◆ WHAT THE TASK REQUIRES:
Print all records exactly, leaving nothing out.

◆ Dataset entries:
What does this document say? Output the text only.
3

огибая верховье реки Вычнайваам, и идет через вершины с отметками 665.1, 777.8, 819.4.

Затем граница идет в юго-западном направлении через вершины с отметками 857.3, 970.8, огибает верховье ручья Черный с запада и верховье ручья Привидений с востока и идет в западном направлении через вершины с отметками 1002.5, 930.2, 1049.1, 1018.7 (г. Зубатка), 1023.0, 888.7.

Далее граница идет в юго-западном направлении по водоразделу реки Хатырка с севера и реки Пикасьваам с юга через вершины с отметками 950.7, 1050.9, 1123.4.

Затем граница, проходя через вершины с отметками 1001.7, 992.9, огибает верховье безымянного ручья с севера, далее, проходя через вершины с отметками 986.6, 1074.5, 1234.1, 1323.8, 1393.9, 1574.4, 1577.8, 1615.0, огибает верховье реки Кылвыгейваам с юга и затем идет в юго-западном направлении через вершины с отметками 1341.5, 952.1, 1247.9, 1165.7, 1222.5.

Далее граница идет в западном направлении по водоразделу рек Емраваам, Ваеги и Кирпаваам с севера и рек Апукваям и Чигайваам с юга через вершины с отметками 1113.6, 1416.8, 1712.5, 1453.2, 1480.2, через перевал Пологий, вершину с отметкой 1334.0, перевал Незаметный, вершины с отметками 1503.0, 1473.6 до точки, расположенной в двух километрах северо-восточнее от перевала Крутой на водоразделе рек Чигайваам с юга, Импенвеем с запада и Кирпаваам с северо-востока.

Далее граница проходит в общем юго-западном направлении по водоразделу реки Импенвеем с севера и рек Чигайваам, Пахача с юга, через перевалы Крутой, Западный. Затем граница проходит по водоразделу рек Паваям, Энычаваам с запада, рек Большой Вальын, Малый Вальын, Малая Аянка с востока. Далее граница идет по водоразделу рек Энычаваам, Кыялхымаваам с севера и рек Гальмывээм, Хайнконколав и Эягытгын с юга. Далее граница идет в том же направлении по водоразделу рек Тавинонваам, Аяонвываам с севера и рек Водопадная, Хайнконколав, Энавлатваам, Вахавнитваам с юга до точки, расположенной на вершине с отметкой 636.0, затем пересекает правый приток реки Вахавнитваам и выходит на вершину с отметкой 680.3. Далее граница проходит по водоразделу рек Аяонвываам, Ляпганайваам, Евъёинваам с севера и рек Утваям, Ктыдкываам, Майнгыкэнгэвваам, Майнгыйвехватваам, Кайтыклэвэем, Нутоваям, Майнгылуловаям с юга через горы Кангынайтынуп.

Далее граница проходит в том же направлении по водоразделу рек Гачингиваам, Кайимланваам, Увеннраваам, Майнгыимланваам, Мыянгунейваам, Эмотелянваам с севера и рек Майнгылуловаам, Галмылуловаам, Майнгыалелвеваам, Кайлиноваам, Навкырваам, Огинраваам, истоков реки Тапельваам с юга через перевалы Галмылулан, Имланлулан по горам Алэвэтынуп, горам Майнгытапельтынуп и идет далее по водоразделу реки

◆ RESPONSE FOR THIS EXERCISE:
What does this document say? Output the text only.
3

огибая верховье реки Вычнайваам, и идет через вершины с отметками 665.1, 777.8, 819.4.

Затем граница идет в юго-западном направлении через вершины с отметками 857.3, 970.8, огибает верховье ручья Черный с запада и верховье ручья Привидений с востока и идет в западном направлении через вершины с отметками 1002.5, 930.2, 1049.1, 1018.7 (г. Зубатка), 1023.0, 888.7.

Далее граница идет в юго-западном направлении по водоразделу реки Хатырка с севера и реки Пикасьваам с юга через вершины с отметками 950.7, 1050.9, 1123.4.

Затем граница, проходя через вершины с отметками 1001.7, 992.9, огибает верховье безымянного ручья с севера, далее, проходя через вершины с отметками 986.6, 1074.5, 1234.1, 1323.8, 1393.9, 1574.4, 1577.8, 1615.0, огибает верховье реки Кылвыгейваам с юга и затем идет в юго-западном направлении через вершины с отметками 1341.5, 952.1, 1247.9, 1165.7, 1222.5.

Далее граница идет в западном направлении по водоразделу рек Емраваам, Ваеги и Кирпаваам с севера и рек Апукваям и Чигайваам с юга через вершины с отметками 1113.6, 1416.8, 1712.5, 1453.2, 1480.2, через перевал Пологий, вершину с отметкой 1334.0, перевал Незаметный, вершины с отметками 1503.0, 1473.6 до точки, расположенной в двух километрах северо-восточнее от перевала Крутой на водоразделе рек Чигайваам с юга, Импенвеем с запада и Кирпаваам с северо-востока.

Далее граница проходит в общем юго-западном направлении по водоразделу реки Импенвеем с севера и рек Чигайваам, Пахача с юга, через перевалы Крутой, Западный. Затем граница проходит по водоразделу рек Паваям, Энычаваам с запада, рек Большой Вальын, Малый Вальын, Малая Аянка с востока. Далее граница идет по водоразделу рек Энычаваам, Кыялхымаваам с севера и рек Гальмывээм, Хайнконколав и Эягытгын с юга. Далее граница идет в том же направлении по водоразделу рек Тавинонваам, Аяонвываам с севера и рек Водопадная, Хайнконколав, Энавлатваам, Вахавнитваам с юга до точки, расположенной на вершине с отметкой 636.0, затем пересекает правый приток реки Вахавнитваам и выходит на вершину с отметкой 680.3. Далее граница проходит по водоразделу рек Аяонвываам, Ляпганайваам, Евъёинваам с севера и рек Утваям, Ктыдкываам, Майнгыкэнгэвваам, Майнгыйвехватваам, Кайтыклэвэем, Нутоваям, Майнгылуловаям с юга через горы Кангынайтынуп.

Далее граница проходит в том же направлении по водоразделу рек Гачингиваам, Кайимланваам, Увеннраваам, Майнгыимланваам, Мыянгунейваам, Эмотелянваам с севера и рек Майнгылуловаам, Галмылуловаам, Майнгыалелвеваам, Кайлиноваам, Навкырваам, Огинраваам, истоков реки Тапельваам с юга через перевалы Галмылулан, Имланлулан по горам Алэвэтынуп, горам Майнгытапельтынуп и идет далее по водоразделу реки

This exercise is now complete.